» **Excerpted records**:
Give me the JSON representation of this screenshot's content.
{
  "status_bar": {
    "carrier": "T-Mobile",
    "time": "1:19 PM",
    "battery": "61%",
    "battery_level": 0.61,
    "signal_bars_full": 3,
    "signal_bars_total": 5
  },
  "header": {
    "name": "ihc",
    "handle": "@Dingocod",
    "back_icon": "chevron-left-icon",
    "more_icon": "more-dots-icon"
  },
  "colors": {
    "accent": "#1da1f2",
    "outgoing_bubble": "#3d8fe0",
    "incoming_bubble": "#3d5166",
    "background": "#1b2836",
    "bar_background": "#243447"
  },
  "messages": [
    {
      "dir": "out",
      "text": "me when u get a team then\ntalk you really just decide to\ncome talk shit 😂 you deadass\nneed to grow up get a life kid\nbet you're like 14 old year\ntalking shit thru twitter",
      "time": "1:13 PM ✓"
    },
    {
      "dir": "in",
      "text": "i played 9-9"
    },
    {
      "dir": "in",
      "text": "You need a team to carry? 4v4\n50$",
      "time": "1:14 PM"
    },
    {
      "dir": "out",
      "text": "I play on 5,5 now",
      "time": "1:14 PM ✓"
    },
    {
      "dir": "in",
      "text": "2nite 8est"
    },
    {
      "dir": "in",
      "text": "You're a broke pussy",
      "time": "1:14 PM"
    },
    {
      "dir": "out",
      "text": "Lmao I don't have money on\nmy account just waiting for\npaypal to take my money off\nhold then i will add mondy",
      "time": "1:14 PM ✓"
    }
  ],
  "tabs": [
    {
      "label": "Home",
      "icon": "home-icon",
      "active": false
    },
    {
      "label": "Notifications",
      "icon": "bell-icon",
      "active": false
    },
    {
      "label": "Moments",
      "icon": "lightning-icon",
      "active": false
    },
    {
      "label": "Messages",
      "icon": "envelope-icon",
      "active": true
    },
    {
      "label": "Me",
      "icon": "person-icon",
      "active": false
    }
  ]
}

» **Short problem**: Search the entries for the word "then" and copy every line that has it.

» **Solution to the exercise**:
      "text": "me when u get a team then\ntalk you really just decide to\ncome talk shit 😂 you deadass\nneed to grow up get a life kid\nbet you're like 14 old year\ntalking shit thru twitter",
      "text": "Lmao I don't have money on\nmy account just waiting for\npaypal to take my money off\nhold then i will add mondy",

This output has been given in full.